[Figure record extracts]

# # # # #

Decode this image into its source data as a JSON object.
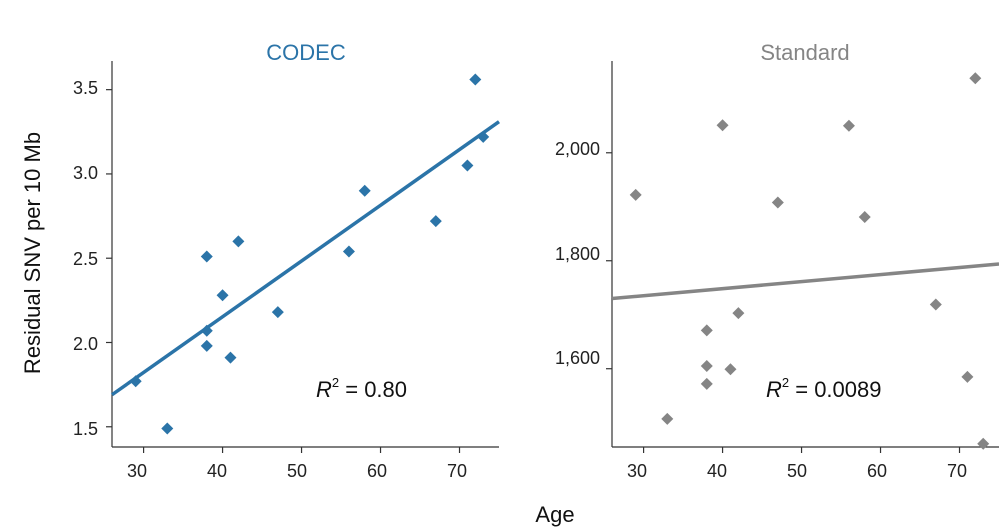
{
  "chart_data": [
    {
      "type": "scatter",
      "title": "CODEC",
      "xlabel": "Age",
      "ylabel": "Residual SNV per 10 Mb",
      "xlim": [
        26,
        75
      ],
      "ylim": [
        1.38,
        3.67
      ],
      "xticks": [
        30,
        40,
        50,
        60,
        70
      ],
      "yticks": [
        1.5,
        2.0,
        2.5,
        3.0,
        3.5
      ],
      "xtick_labels": [
        "30",
        "40",
        "50",
        "60",
        "70"
      ],
      "ytick_labels": [
        "1.5",
        "2.0",
        "2.5",
        "3.0",
        "3.5"
      ],
      "color": "#2b74a8",
      "points": [
        {
          "x": 29,
          "y": 1.77
        },
        {
          "x": 33,
          "y": 1.49
        },
        {
          "x": 38,
          "y": 2.51
        },
        {
          "x": 38,
          "y": 2.07
        },
        {
          "x": 38,
          "y": 1.98
        },
        {
          "x": 40,
          "y": 2.28
        },
        {
          "x": 41,
          "y": 1.91
        },
        {
          "x": 42,
          "y": 2.6
        },
        {
          "x": 47,
          "y": 2.18
        },
        {
          "x": 56,
          "y": 2.54
        },
        {
          "x": 58,
          "y": 2.9
        },
        {
          "x": 67,
          "y": 2.72
        },
        {
          "x": 71,
          "y": 3.05
        },
        {
          "x": 72,
          "y": 3.56
        },
        {
          "x": 73,
          "y": 3.22
        }
      ],
      "fit_line": {
        "x": [
          26,
          75
        ],
        "y": [
          1.69,
          3.31
        ]
      },
      "annotation": {
        "r_symbol": "R",
        "sup": "2",
        "text": " = 0.80"
      }
    },
    {
      "type": "scatter",
      "title": "Standard",
      "xlabel": "Age",
      "ylabel": "",
      "xlim": [
        26,
        75
      ],
      "ylim": [
        1455,
        2170
      ],
      "xticks": [
        30,
        40,
        50,
        60,
        70
      ],
      "yticks": [
        1600,
        1800,
        2000
      ],
      "xtick_labels": [
        "30",
        "40",
        "50",
        "60",
        "70"
      ],
      "ytick_labels": [
        "1,600",
        "1,800",
        "2,000"
      ],
      "color": "#858585",
      "points": [
        {
          "x": 29,
          "y": 1922
        },
        {
          "x": 33,
          "y": 1507
        },
        {
          "x": 38,
          "y": 1671
        },
        {
          "x": 38,
          "y": 1605
        },
        {
          "x": 38,
          "y": 1572
        },
        {
          "x": 40,
          "y": 2051
        },
        {
          "x": 41,
          "y": 1599
        },
        {
          "x": 42,
          "y": 1703
        },
        {
          "x": 47,
          "y": 1908
        },
        {
          "x": 56,
          "y": 2050
        },
        {
          "x": 58,
          "y": 1881
        },
        {
          "x": 67,
          "y": 1719
        },
        {
          "x": 71,
          "y": 1585
        },
        {
          "x": 72,
          "y": 2138
        },
        {
          "x": 73,
          "y": 1461
        }
      ],
      "fit_line": {
        "x": [
          26,
          75
        ],
        "y": [
          1730,
          1794
        ]
      },
      "annotation": {
        "r_symbol": "R",
        "sup": "2",
        "text": " = 0.0089"
      }
    }
  ],
  "shared_xlabel": "Age"
}
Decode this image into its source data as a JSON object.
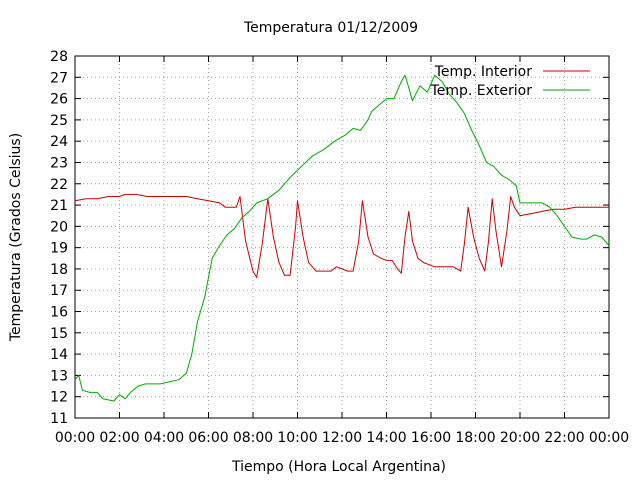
{
  "chart_data": {
    "type": "line",
    "title": "Temperatura 01/12/2009",
    "xlabel": "Tiempo (Hora Local Argentina)",
    "ylabel": "Temperatura (Grados Celsius)",
    "ylim": [
      11,
      28
    ],
    "xlim": [
      "00:00",
      "24:00"
    ],
    "grid": true,
    "legend_position": "top-right",
    "x_ticks": [
      "00:00",
      "02:00",
      "04:00",
      "06:00",
      "08:00",
      "10:00",
      "12:00",
      "14:00",
      "16:00",
      "18:00",
      "20:00",
      "22:00",
      "00:00"
    ],
    "y_ticks": [
      "11",
      "12",
      "13",
      "14",
      "15",
      "16",
      "17",
      "18",
      "19",
      "20",
      "21",
      "22",
      "23",
      "24",
      "25",
      "26",
      "27",
      "28"
    ],
    "series": [
      {
        "name": "Temp. Interior",
        "color": "#cc0000",
        "points": [
          [
            "00:00",
            21.2
          ],
          [
            "00:30",
            21.3
          ],
          [
            "01:00",
            21.3
          ],
          [
            "01:30",
            21.4
          ],
          [
            "02:00",
            21.4
          ],
          [
            "02:15",
            21.5
          ],
          [
            "02:45",
            21.5
          ],
          [
            "03:15",
            21.4
          ],
          [
            "04:00",
            21.4
          ],
          [
            "05:00",
            21.4
          ],
          [
            "05:30",
            21.3
          ],
          [
            "06:00",
            21.2
          ],
          [
            "06:30",
            21.1
          ],
          [
            "06:45",
            20.9
          ],
          [
            "07:15",
            20.9
          ],
          [
            "07:25",
            21.4
          ],
          [
            "07:40",
            19.3
          ],
          [
            "08:00",
            17.9
          ],
          [
            "08:10",
            17.6
          ],
          [
            "08:25",
            19.2
          ],
          [
            "08:40",
            21.3
          ],
          [
            "08:55",
            19.5
          ],
          [
            "09:10",
            18.3
          ],
          [
            "09:25",
            17.7
          ],
          [
            "09:40",
            17.7
          ],
          [
            "09:55",
            20.0
          ],
          [
            "10:00",
            21.2
          ],
          [
            "10:15",
            19.5
          ],
          [
            "10:30",
            18.3
          ],
          [
            "10:50",
            17.9
          ],
          [
            "11:30",
            17.9
          ],
          [
            "11:45",
            18.1
          ],
          [
            "12:00",
            18.0
          ],
          [
            "12:15",
            17.9
          ],
          [
            "12:30",
            17.9
          ],
          [
            "12:45",
            19.3
          ],
          [
            "12:55",
            21.2
          ],
          [
            "13:10",
            19.5
          ],
          [
            "13:25",
            18.7
          ],
          [
            "13:45",
            18.5
          ],
          [
            "14:00",
            18.4
          ],
          [
            "14:15",
            18.4
          ],
          [
            "14:30",
            18.0
          ],
          [
            "14:40",
            17.8
          ],
          [
            "14:50",
            19.5
          ],
          [
            "15:00",
            20.7
          ],
          [
            "15:10",
            19.3
          ],
          [
            "15:25",
            18.5
          ],
          [
            "15:40",
            18.3
          ],
          [
            "15:55",
            18.2
          ],
          [
            "16:10",
            18.1
          ],
          [
            "16:40",
            18.1
          ],
          [
            "17:00",
            18.1
          ],
          [
            "17:20",
            17.9
          ],
          [
            "17:30",
            19.2
          ],
          [
            "17:40",
            20.9
          ],
          [
            "17:55",
            19.5
          ],
          [
            "18:10",
            18.5
          ],
          [
            "18:25",
            17.9
          ],
          [
            "18:35",
            19.3
          ],
          [
            "18:45",
            21.3
          ],
          [
            "18:55",
            19.8
          ],
          [
            "19:10",
            18.1
          ],
          [
            "19:25",
            19.8
          ],
          [
            "19:35",
            21.4
          ],
          [
            "19:45",
            20.9
          ],
          [
            "20:00",
            20.5
          ],
          [
            "20:30",
            20.6
          ],
          [
            "21:00",
            20.7
          ],
          [
            "21:30",
            20.8
          ],
          [
            "22:00",
            20.8
          ],
          [
            "22:30",
            20.9
          ],
          [
            "23:00",
            20.9
          ],
          [
            "24:00",
            20.9
          ]
        ]
      },
      {
        "name": "Temp. Exterior",
        "color": "#00aa00",
        "points": [
          [
            "00:00",
            12.8
          ],
          [
            "00:10",
            13.0
          ],
          [
            "00:20",
            12.3
          ],
          [
            "00:40",
            12.2
          ],
          [
            "01:00",
            12.2
          ],
          [
            "01:15",
            11.9
          ],
          [
            "01:45",
            11.8
          ],
          [
            "02:00",
            12.1
          ],
          [
            "02:15",
            11.9
          ],
          [
            "02:30",
            12.2
          ],
          [
            "02:50",
            12.5
          ],
          [
            "03:10",
            12.6
          ],
          [
            "03:30",
            12.6
          ],
          [
            "03:50",
            12.6
          ],
          [
            "04:15",
            12.7
          ],
          [
            "04:40",
            12.8
          ],
          [
            "05:00",
            13.1
          ],
          [
            "05:15",
            14.0
          ],
          [
            "05:30",
            15.5
          ],
          [
            "05:50",
            16.7
          ],
          [
            "06:10",
            18.5
          ],
          [
            "06:30",
            19.1
          ],
          [
            "06:50",
            19.6
          ],
          [
            "07:10",
            19.9
          ],
          [
            "07:30",
            20.4
          ],
          [
            "07:50",
            20.7
          ],
          [
            "08:10",
            21.1
          ],
          [
            "08:40",
            21.3
          ],
          [
            "09:10",
            21.7
          ],
          [
            "09:40",
            22.3
          ],
          [
            "10:10",
            22.8
          ],
          [
            "10:40",
            23.3
          ],
          [
            "11:10",
            23.6
          ],
          [
            "11:40",
            24.0
          ],
          [
            "12:10",
            24.3
          ],
          [
            "12:30",
            24.6
          ],
          [
            "12:50",
            24.5
          ],
          [
            "13:10",
            25.0
          ],
          [
            "13:20",
            25.4
          ],
          [
            "13:40",
            25.7
          ],
          [
            "14:00",
            26.0
          ],
          [
            "14:20",
            26.0
          ],
          [
            "14:40",
            26.8
          ],
          [
            "14:50",
            27.1
          ],
          [
            "15:00",
            26.5
          ],
          [
            "15:10",
            25.9
          ],
          [
            "15:30",
            26.6
          ],
          [
            "15:50",
            26.3
          ],
          [
            "16:10",
            27.1
          ],
          [
            "16:30",
            26.8
          ],
          [
            "16:50",
            26.2
          ],
          [
            "17:10",
            25.8
          ],
          [
            "17:30",
            25.3
          ],
          [
            "17:50",
            24.5
          ],
          [
            "18:10",
            23.8
          ],
          [
            "18:30",
            23.0
          ],
          [
            "18:50",
            22.8
          ],
          [
            "19:10",
            22.4
          ],
          [
            "19:30",
            22.2
          ],
          [
            "19:50",
            21.9
          ],
          [
            "20:00",
            21.1
          ],
          [
            "20:30",
            21.1
          ],
          [
            "21:00",
            21.1
          ],
          [
            "21:20",
            20.9
          ],
          [
            "21:40",
            20.5
          ],
          [
            "22:00",
            20.0
          ],
          [
            "22:20",
            19.5
          ],
          [
            "22:45",
            19.4
          ],
          [
            "23:00",
            19.4
          ],
          [
            "23:20",
            19.6
          ],
          [
            "23:40",
            19.5
          ],
          [
            "24:00",
            19.1
          ]
        ]
      }
    ]
  }
}
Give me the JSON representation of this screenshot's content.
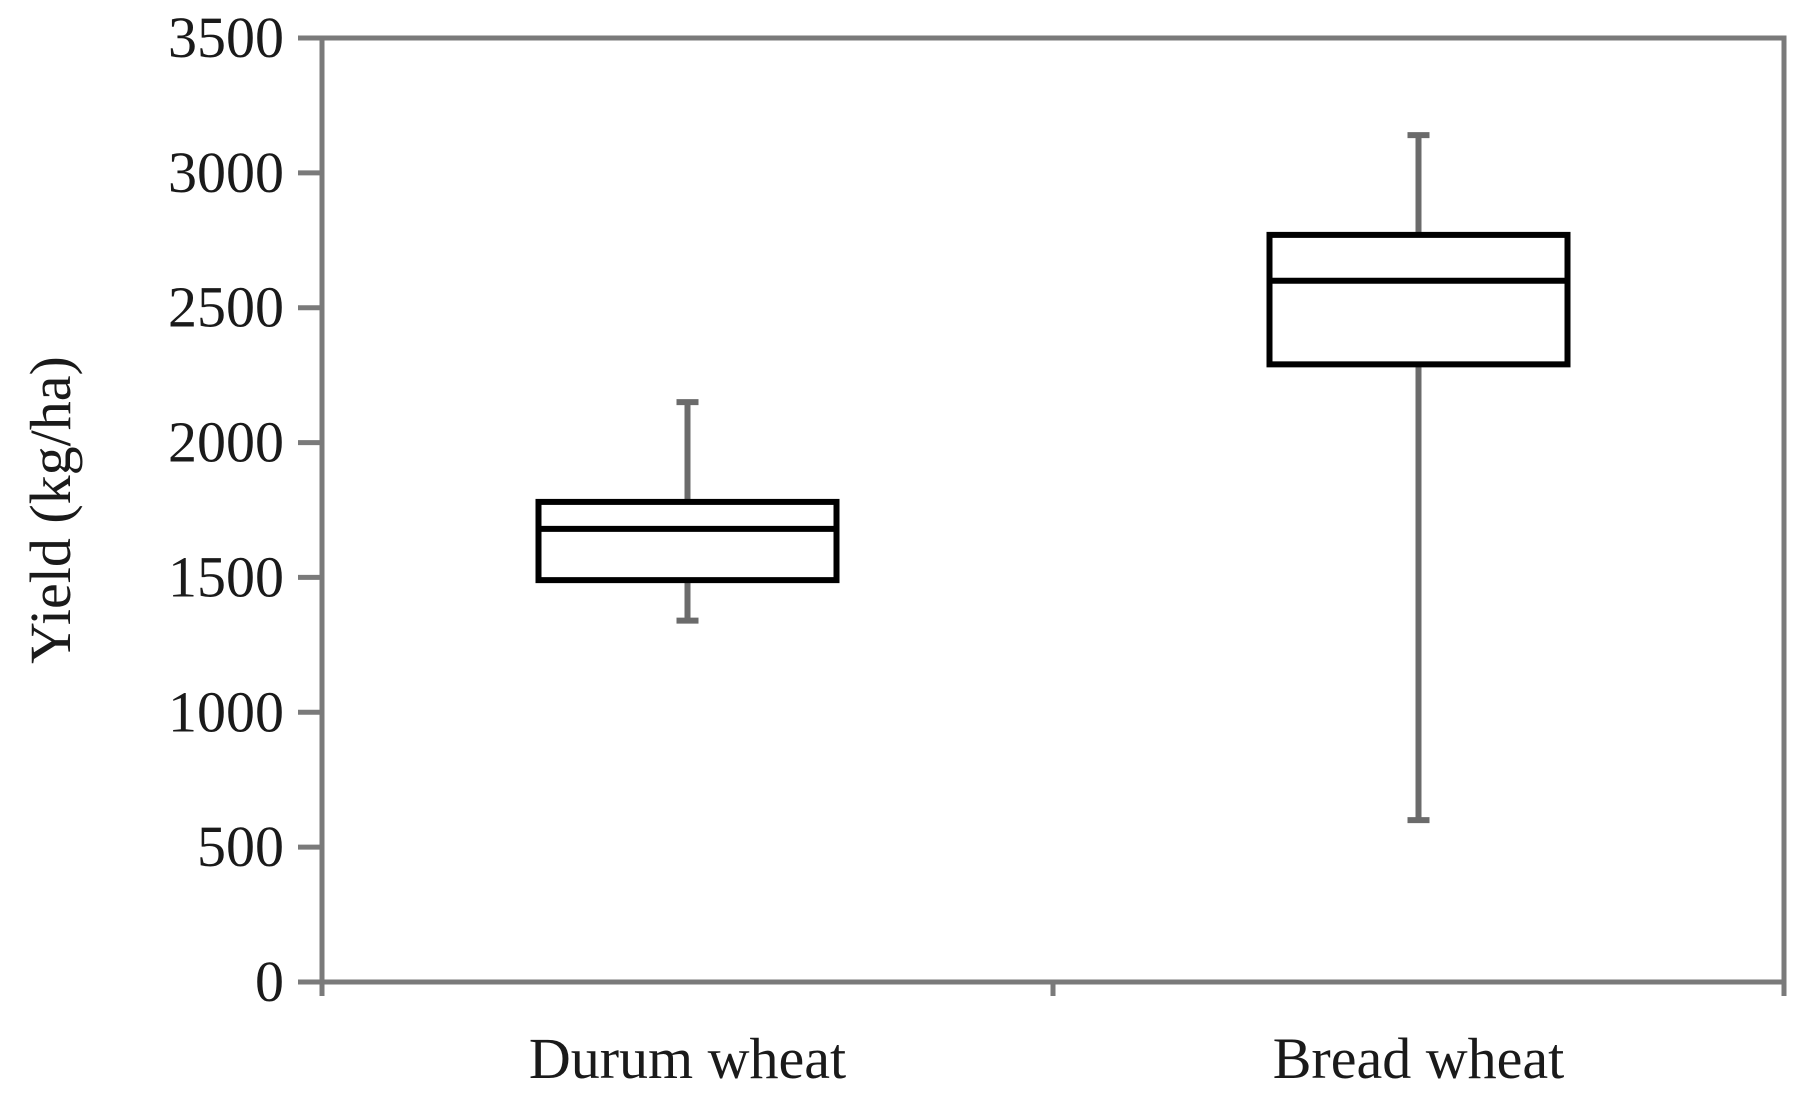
{
  "chart_data": {
    "type": "boxplot",
    "title": "",
    "xlabel": "",
    "ylabel": "Yield (kg/ha)",
    "ylim": [
      0,
      3500
    ],
    "yticks": [
      0,
      500,
      1000,
      1500,
      2000,
      2500,
      3000,
      3500
    ],
    "ytick_labels": [
      "0",
      "500",
      "1000",
      "1500",
      "2000",
      "2500",
      "3000",
      "3500"
    ],
    "categories": [
      "Durum wheat",
      "Bread wheat"
    ],
    "boxes": [
      {
        "category": "Durum wheat",
        "min": 1340,
        "q1": 1490,
        "median": 1680,
        "q3": 1780,
        "max": 2150
      },
      {
        "category": "Bread wheat",
        "min": 600,
        "q1": 2290,
        "median": 2600,
        "q3": 2770,
        "max": 3140
      }
    ],
    "grid": false,
    "legend": "none",
    "colors": {
      "axis": "#7a7a7a",
      "whisker": "#6b6b6b",
      "box": "#000000",
      "box_fill": "#ffffff"
    }
  }
}
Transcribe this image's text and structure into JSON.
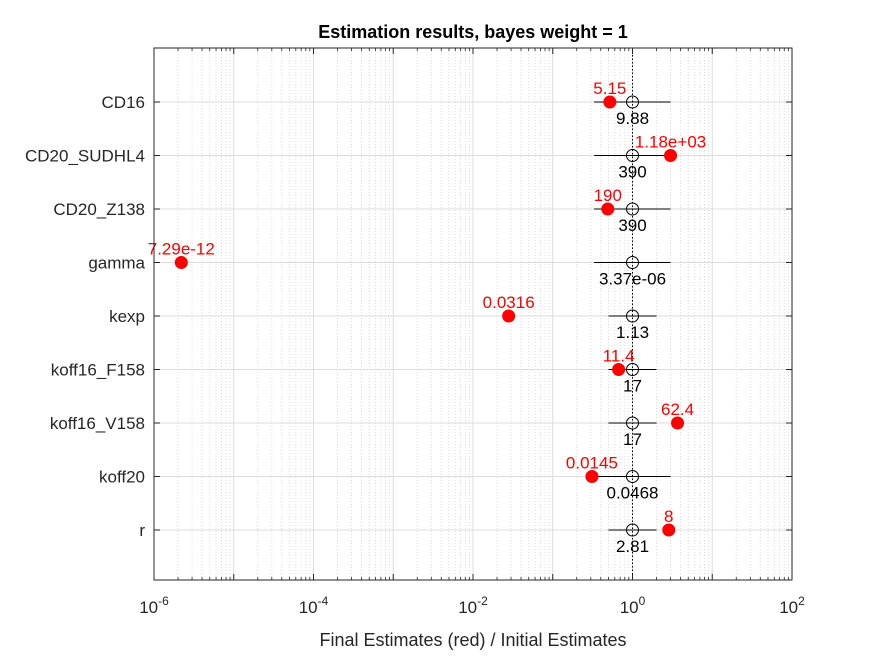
{
  "chart_data": {
    "type": "scatter",
    "title": "Estimation results, bayes weight = 1",
    "xlabel": "Final Estimates (red) / Initial Estimates",
    "ylabel": "",
    "xscale": "log",
    "xlim": [
      1e-06,
      100
    ],
    "x_ticks": [
      {
        "base": "10",
        "exp": "-6"
      },
      {
        "base": "10",
        "exp": "-4"
      },
      {
        "base": "10",
        "exp": "-2"
      },
      {
        "base": "10",
        "exp": "0"
      },
      {
        "base": "10",
        "exp": "2"
      }
    ],
    "grid": true,
    "categories": [
      "CD16",
      "CD20_SUDHL4",
      "CD20_Z138",
      "gamma",
      "kexp",
      "koff16_F158",
      "koff16_V158",
      "koff20",
      "r"
    ],
    "final_ratio": [
      0.52,
      3.0,
      0.49,
      2.2e-06,
      0.028,
      0.67,
      3.67,
      0.31,
      2.85
    ],
    "final_labels": [
      "5.15",
      "1.18e+03",
      "190",
      "7.29e-12",
      "0.0316",
      "11.4",
      "62.4",
      "0.0145",
      "8"
    ],
    "initial_ratio": [
      1,
      1,
      1,
      1,
      1,
      1,
      1,
      1,
      1
    ],
    "initial_labels": [
      "9.88",
      "390",
      "390",
      "3.37e-06",
      "1.13",
      "17",
      "17",
      "0.0468",
      "2.81"
    ],
    "interval_low": [
      0.33,
      0.33,
      0.33,
      0.33,
      0.5,
      0.5,
      0.5,
      0.33,
      0.5
    ],
    "interval_high": [
      3.0,
      3.0,
      3.0,
      3.0,
      2.0,
      2.0,
      2.0,
      3.0,
      2.0
    ],
    "colors": {
      "final": "#ff0000",
      "initial": "#000000",
      "grid": "#c8c8c8",
      "axis": "#262626"
    }
  }
}
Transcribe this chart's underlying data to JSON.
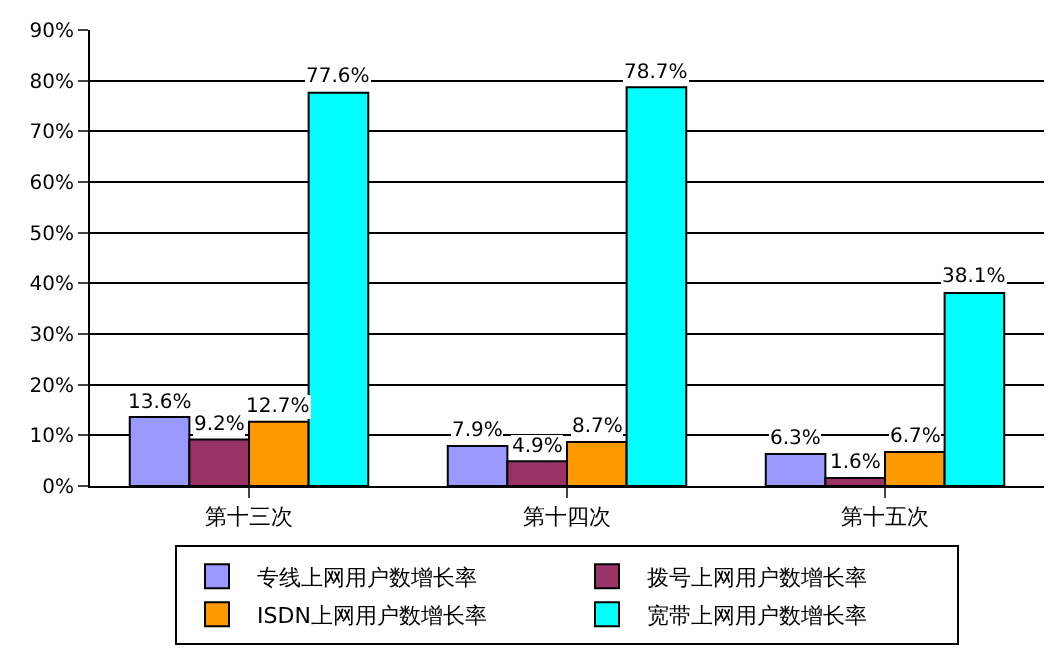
{
  "chart_data": {
    "type": "bar",
    "categories": [
      "第十三次",
      "第十四次",
      "第十五次"
    ],
    "series": [
      {
        "name": "专线上网用户数增长率",
        "color": "#9999ff",
        "values": [
          13.6,
          7.9,
          6.3
        ],
        "value_labels": [
          "13.6%",
          "7.9%",
          "6.3%"
        ]
      },
      {
        "name": "拨号上网用户数增长率",
        "color": "#993366",
        "values": [
          9.2,
          4.9,
          1.6
        ],
        "value_labels": [
          "9.2%",
          "4.9%",
          "1.6%"
        ]
      },
      {
        "name": "ISDN上网用户数增长率",
        "color": "#ff9900",
        "values": [
          12.7,
          8.7,
          6.7
        ],
        "value_labels": [
          "12.7%",
          "8.7%",
          "6.7%"
        ]
      },
      {
        "name": "宽带上网用户数增长率",
        "color": "#00ffff",
        "values": [
          77.6,
          78.7,
          38.1
        ],
        "value_labels": [
          "77.6%",
          "78.7%",
          "38.1%"
        ]
      }
    ],
    "ylim": [
      0,
      90
    ],
    "yticks": [
      {
        "value": 0,
        "label": "0%"
      },
      {
        "value": 10,
        "label": "10%"
      },
      {
        "value": 20,
        "label": "20%"
      },
      {
        "value": 30,
        "label": "30%"
      },
      {
        "value": 40,
        "label": "40%"
      },
      {
        "value": 50,
        "label": "50%"
      },
      {
        "value": 60,
        "label": "60%"
      },
      {
        "value": 70,
        "label": "70%"
      },
      {
        "value": 80,
        "label": "80%"
      },
      {
        "value": 90,
        "label": "90%"
      }
    ],
    "grid": "y",
    "legend": "bottom"
  }
}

# # # # #

Brief: Which lines include the word "text"? Copy every one of them.

Answer to this exercise:
        "text": " = 0.80"
        "text": " = 0.0089"
Transcribe this image's text and structure into JSON.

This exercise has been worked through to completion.